-- Text excerpt start --

Add comment about used routing table and FindNode call [skip ci]

This commit is contained in:
kdeme 2020-04-21 21:23:29 +02:00
parent 59ba3704d6
commit 0c6c4b969c
1 changed files with 74 additions and 0 deletions

View File

@ -1,3 +1,77 @@
# nim-eth - Node Discovery Protocol v5
# Copyright (c) 2020 Status Research & Development GmbH
# Licensed under either of
# * Apache License, version 2.0, (LICENSE-APACHEv2)
# * MIT license (LICENSE-MIT)
# at your option. This file may not be copied, modified, or distributed except
# according to those terms.
## Node Discovery Protocol v5
##
## Node discovery protocol implementation as per specification:
## https://github.com/ethereum/devp2p/blob/master/discv5/discv5.md
##
## This node discovery protocol implementation uses the same underlying
## implementation of routing table as is also used for the discovery v4
## implementation, which is the same or similar as the one described in the
## original Kademlia paper:
## https://pdos.csail.mit.edu/~petar/papers/maymounkov-kademlia-lncs.pdf
##
## This might not be the most optimal implementation for the node discovery
## protocol v5. Why?

-- Text excerpt end --

» **Exercise task 1**: Could you rewrite the rows from the one containing "List every element" through the one containing "slice-stripe (228, 49, 320, 230)" as a numbered list, with blank lines omitted?
» **Exercise task 2**: Can you extend the Node Discovery Protocol v5 text from the point where it stops?
The Node Discovery Protocol v5 text and the rows are unrelated material.

-- Record excerpts start --

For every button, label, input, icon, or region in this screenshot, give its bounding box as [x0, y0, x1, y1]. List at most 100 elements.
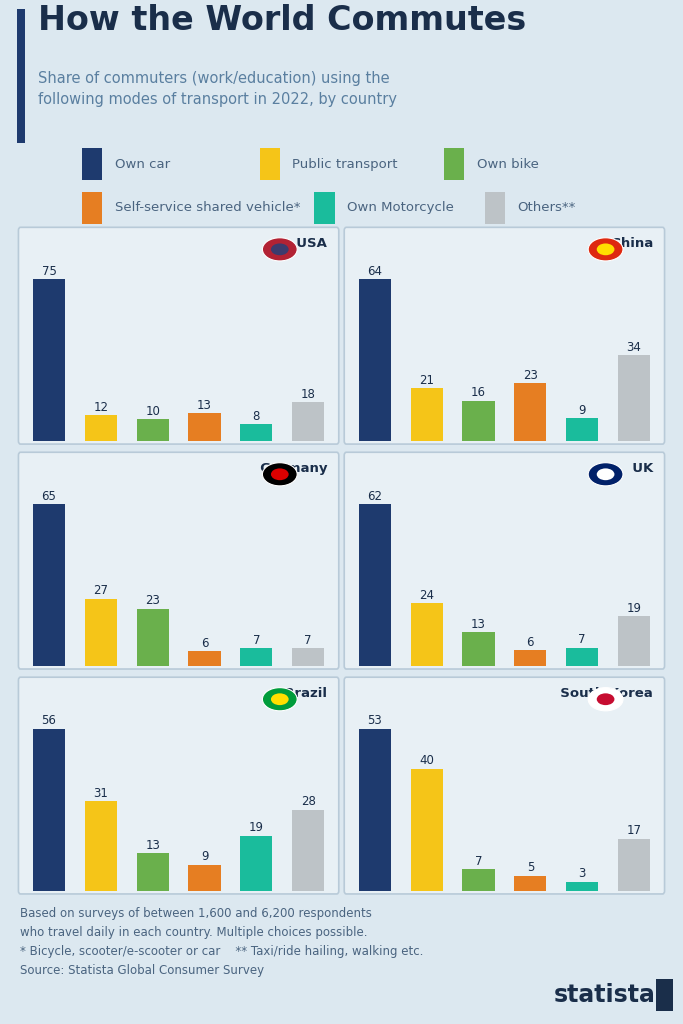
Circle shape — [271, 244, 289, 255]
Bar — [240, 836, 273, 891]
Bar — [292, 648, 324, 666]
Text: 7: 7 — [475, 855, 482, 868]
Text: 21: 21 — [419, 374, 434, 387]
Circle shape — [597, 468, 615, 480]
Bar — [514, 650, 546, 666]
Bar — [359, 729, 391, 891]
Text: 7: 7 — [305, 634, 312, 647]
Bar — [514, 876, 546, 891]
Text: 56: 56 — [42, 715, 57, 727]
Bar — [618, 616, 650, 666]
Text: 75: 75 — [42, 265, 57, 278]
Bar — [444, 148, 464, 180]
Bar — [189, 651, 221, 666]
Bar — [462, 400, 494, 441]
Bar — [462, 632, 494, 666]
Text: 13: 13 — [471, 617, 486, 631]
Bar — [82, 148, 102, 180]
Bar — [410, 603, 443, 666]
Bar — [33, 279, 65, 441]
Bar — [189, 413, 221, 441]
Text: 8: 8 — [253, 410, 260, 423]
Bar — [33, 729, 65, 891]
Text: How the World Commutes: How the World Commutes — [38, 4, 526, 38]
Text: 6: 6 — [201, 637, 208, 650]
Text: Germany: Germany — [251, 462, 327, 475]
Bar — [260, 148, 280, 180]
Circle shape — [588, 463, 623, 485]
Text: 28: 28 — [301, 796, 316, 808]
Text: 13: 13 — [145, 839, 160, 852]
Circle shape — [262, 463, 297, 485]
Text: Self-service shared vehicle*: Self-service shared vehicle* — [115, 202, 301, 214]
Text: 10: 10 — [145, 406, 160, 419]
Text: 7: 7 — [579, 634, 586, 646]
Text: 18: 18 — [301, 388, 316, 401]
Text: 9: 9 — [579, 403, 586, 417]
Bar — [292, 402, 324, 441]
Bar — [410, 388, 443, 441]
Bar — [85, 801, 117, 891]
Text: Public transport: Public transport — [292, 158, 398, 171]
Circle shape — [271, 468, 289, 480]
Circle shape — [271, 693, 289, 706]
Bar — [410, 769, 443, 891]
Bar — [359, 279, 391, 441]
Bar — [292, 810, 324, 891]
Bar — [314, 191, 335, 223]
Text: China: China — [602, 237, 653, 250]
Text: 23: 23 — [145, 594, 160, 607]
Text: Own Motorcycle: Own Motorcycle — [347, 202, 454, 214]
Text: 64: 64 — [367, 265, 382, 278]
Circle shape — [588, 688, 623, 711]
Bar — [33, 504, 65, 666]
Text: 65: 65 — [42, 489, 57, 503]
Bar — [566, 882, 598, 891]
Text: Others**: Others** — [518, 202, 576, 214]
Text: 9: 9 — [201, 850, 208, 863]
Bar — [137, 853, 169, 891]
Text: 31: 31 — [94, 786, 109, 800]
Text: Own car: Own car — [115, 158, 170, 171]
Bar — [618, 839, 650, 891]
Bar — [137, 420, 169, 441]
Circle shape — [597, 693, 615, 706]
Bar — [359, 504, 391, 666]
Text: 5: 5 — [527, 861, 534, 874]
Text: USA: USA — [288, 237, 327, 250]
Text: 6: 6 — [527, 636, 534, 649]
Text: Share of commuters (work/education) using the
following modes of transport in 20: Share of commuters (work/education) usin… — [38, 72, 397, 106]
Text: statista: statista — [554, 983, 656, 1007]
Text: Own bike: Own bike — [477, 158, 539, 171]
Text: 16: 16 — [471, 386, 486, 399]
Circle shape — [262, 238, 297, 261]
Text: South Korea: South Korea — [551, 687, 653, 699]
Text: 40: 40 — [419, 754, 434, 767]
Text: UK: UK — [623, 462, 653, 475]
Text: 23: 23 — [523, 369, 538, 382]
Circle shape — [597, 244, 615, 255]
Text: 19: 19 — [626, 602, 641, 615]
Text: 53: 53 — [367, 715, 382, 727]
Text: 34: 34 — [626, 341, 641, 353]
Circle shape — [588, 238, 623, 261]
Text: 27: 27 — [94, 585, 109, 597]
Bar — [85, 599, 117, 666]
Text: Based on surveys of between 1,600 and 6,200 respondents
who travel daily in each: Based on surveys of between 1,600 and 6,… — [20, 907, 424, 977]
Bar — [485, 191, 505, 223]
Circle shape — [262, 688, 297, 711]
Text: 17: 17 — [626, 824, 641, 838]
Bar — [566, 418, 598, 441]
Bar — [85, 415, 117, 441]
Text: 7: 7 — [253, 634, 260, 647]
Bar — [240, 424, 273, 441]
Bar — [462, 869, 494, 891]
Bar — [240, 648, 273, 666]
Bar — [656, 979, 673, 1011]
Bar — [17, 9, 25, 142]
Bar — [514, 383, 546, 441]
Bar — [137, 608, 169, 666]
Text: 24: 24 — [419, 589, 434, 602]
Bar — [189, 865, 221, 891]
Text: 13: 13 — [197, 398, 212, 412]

-- Record excerpts end --
-- Record excerpts start --

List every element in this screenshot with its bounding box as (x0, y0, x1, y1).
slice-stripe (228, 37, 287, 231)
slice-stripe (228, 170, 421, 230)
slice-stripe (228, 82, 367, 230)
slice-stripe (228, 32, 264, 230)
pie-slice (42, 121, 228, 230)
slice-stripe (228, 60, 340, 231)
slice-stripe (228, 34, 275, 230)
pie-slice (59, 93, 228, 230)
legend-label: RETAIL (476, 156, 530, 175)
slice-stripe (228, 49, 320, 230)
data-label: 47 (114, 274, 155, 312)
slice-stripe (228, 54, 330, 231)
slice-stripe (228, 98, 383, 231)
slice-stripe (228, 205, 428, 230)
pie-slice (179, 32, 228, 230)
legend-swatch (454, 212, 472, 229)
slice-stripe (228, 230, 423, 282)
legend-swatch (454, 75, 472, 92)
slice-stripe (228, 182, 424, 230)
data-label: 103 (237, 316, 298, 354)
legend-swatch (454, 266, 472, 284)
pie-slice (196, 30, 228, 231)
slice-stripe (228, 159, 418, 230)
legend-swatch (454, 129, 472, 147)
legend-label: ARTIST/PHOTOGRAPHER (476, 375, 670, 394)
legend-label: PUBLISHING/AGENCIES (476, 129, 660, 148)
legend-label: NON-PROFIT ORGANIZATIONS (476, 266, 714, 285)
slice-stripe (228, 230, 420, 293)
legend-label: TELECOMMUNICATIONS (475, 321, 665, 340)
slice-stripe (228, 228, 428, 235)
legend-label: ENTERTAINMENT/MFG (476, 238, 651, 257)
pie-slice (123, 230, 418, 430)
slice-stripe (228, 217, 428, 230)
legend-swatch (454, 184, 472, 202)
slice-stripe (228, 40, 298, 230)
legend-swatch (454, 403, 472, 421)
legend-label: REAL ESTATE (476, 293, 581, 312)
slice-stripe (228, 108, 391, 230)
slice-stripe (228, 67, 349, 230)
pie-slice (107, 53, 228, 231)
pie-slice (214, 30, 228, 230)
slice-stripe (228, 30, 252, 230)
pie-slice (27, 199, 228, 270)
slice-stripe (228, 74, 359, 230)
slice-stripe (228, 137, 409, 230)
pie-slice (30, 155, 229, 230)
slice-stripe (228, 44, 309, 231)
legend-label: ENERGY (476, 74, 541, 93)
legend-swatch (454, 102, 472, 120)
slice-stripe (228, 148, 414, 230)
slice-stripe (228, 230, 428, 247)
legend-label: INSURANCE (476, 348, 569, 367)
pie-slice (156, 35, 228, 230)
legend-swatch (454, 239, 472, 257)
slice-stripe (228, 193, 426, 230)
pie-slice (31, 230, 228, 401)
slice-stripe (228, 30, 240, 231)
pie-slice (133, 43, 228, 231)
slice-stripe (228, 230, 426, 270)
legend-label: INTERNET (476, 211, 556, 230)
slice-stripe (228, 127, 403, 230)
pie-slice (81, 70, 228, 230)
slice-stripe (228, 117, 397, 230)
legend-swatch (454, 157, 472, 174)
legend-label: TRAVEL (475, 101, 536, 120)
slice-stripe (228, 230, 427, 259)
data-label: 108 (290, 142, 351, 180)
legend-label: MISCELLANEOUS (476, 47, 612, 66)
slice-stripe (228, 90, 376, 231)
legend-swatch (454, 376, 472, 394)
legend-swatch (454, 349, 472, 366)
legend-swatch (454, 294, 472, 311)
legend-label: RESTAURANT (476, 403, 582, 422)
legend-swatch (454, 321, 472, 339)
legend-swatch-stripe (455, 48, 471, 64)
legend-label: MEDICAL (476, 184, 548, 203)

-- Record excerpts end --

» **Exercise answer 1**:
1. List every element in this screenshot with its bounding box as (x0, y0, x1, y1).
2. slice-stripe (228, 37, 287, 231)
3. slice-stripe (228, 170, 421, 230)
4. slice-stripe (228, 82, 367, 230)
5. slice-stripe (228, 32, 264, 230)
6. pie-slice (42, 121, 228, 230)
7. slice-stripe (228, 60, 340, 231)
8. slice-stripe (228, 34, 275, 230)
9. pie-slice (59, 93, 228, 230)
10. legend-label: RETAIL (476, 156, 530, 175)
11. slice-stripe (228, 49, 320, 230)

» **Exercise answer 2**:
##
## The Kademlia paper describes an implementation that starts off from one
## k-bucket, and keeps splitting the bucket as more nodes are discovered and
## added. The bucket splits only on the part of the binary tree where our own
## node its id belongs too (same prefix). Resulting eventually in a k-bucket per
## logarithmic distance (log base2 distance). Well, not really, as nodes with
## ids in the closer distance ranges will never be found. And because of this an
## optimisation is done where buckets will also split sometimes even if the
## nodes own id does not have the same prefix (this is to avoid creating highly
## unbalanced branches which would require longer lookups).
##
## Now, some implementations take a more simplified approach. They just create
## directly a bucket for each possible logarithmic distance (e.g. here 1->256).
## Some implementations also don't create buckets with logarithmic distance
## lower than a certain value (e.g. only 1/15th of the highest buckets),
## because the closer to the node (the lower the distance), the less chance
## there is to still find nodes.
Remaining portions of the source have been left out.